__GIVEN REQUEST__. Write out the records below once more, exactly as they stand.

__RECORDS FOR PROCESSING__.
━━━━━━━━

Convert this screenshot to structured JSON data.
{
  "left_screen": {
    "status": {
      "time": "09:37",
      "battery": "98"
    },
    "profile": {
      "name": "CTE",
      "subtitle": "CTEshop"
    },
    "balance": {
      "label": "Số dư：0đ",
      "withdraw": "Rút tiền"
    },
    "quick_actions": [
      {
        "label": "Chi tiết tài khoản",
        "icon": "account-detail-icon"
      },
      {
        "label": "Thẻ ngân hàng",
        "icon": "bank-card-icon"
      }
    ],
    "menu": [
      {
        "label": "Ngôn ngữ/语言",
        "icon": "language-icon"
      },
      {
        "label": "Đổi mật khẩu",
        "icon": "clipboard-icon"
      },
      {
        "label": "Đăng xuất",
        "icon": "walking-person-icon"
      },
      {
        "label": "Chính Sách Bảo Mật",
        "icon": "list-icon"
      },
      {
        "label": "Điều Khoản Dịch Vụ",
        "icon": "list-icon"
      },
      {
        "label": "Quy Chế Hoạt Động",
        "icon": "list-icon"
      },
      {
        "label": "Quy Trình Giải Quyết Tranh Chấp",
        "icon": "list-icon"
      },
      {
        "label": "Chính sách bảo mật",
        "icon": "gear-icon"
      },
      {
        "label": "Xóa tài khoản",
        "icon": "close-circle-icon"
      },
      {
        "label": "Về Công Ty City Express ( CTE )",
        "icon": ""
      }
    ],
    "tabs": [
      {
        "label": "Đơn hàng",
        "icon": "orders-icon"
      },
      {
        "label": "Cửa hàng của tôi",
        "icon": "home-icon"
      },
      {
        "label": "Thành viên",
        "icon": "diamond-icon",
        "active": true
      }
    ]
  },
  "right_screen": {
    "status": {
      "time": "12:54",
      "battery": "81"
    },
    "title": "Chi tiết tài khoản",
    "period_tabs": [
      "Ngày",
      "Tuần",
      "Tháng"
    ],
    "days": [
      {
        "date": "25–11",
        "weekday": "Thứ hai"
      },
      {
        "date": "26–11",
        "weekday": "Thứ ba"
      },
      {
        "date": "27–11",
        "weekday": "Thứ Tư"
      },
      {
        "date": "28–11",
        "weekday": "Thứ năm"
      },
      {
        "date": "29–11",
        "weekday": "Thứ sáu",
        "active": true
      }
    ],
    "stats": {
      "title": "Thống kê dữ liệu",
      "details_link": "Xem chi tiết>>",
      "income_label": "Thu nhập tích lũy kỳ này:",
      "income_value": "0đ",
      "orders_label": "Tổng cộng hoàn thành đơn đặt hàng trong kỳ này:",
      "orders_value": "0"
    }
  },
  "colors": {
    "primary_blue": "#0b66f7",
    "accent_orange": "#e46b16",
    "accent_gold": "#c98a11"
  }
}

━━━━━━━━

__OUTPUT BELOW__.
Convert this screenshot to structured JSON data.
{
  "left_screen": {
    "status": {
      "time": "09:37",
      "battery": "98"
    },
    "profile": {
      "name": "CTE",
      "subtitle": "CTEshop"
    },
    "balance": {
      "label": "Số dư：0đ",
      "withdraw": "Rút tiền"
    },
    "quick_actions": [
      {
        "label": "Chi tiết tài khoản",
        "icon": "account-detail-icon"
      },
      {
        "label": "Thẻ ngân hàng",
        "icon": "bank-card-icon"
      }
    ],
    "menu": [
      {
        "label": "Ngôn ngữ/语言",
        "icon": "language-icon"
      },
      {
        "label": "Đổi mật khẩu",
        "icon": "clipboard-icon"
      },
      {
        "label": "Đăng xuất",
        "icon": "walking-person-icon"
      },
      {
        "label": "Chính Sách Bảo Mật",
        "icon": "list-icon"
      },
      {
        "label": "Điều Khoản Dịch Vụ",
        "icon": "list-icon"
      },
      {
        "label": "Quy Chế Hoạt Động",
        "icon": "list-icon"
      },
      {
        "label": "Quy Trình Giải Quyết Tranh Chấp",
        "icon": "list-icon"
      },
      {
        "label": "Chính sách bảo mật",
        "icon": "gear-icon"
      },
      {
        "label": "Xóa tài khoản",
        "icon": "close-circle-icon"
      },
      {
        "label": "Về Công Ty City Express ( CTE )",
        "icon": ""
      }
    ],
    "tabs": [
      {
        "label": "Đơn hàng",
        "icon": "orders-icon"
      },
      {
        "label": "Cửa hàng của tôi",
        "icon": "home-icon"
      },
      {
        "label": "Thành viên",
        "icon": "diamond-icon",
        "active": true
      }
    ]
  },
  "right_screen": {
    "status": {
      "time": "12:54",
      "battery": "81"
    },
    "title": "Chi tiết tài khoản",
    "period_tabs": [
      "Ngày",
      "Tuần",
      "Tháng"
    ],
    "days": [
      {
        "date": "25–11",
        "weekday": "Thứ hai"
      },
      {
        "date": "26–11",
        "weekday": "Thứ ba"
      },
      {
        "date": "27–11",
        "weekday": "Thứ Tư"
      },
      {
        "date": "28–11",
        "weekday": "Thứ năm"
      },
      {
        "date": "29–11",
        "weekday": "Thứ sáu",
        "active": true
      }
    ],
    "stats": {
      "title": "Thống kê dữ liệu",
      "details_link": "Xem chi tiết>>",
      "income_label": "Thu nhập tích lũy kỳ này:",
      "income_value": "0đ",
      "orders_label": "Tổng cộng hoàn thành đơn đặt hàng trong kỳ này:",
      "orders_value": "0"
    }
  },
  "colors": {
    "primary_blue": "#0b66f7",
    "accent_orange": "#e46b16",
    "accent_gold": "#c98a11"
  }
}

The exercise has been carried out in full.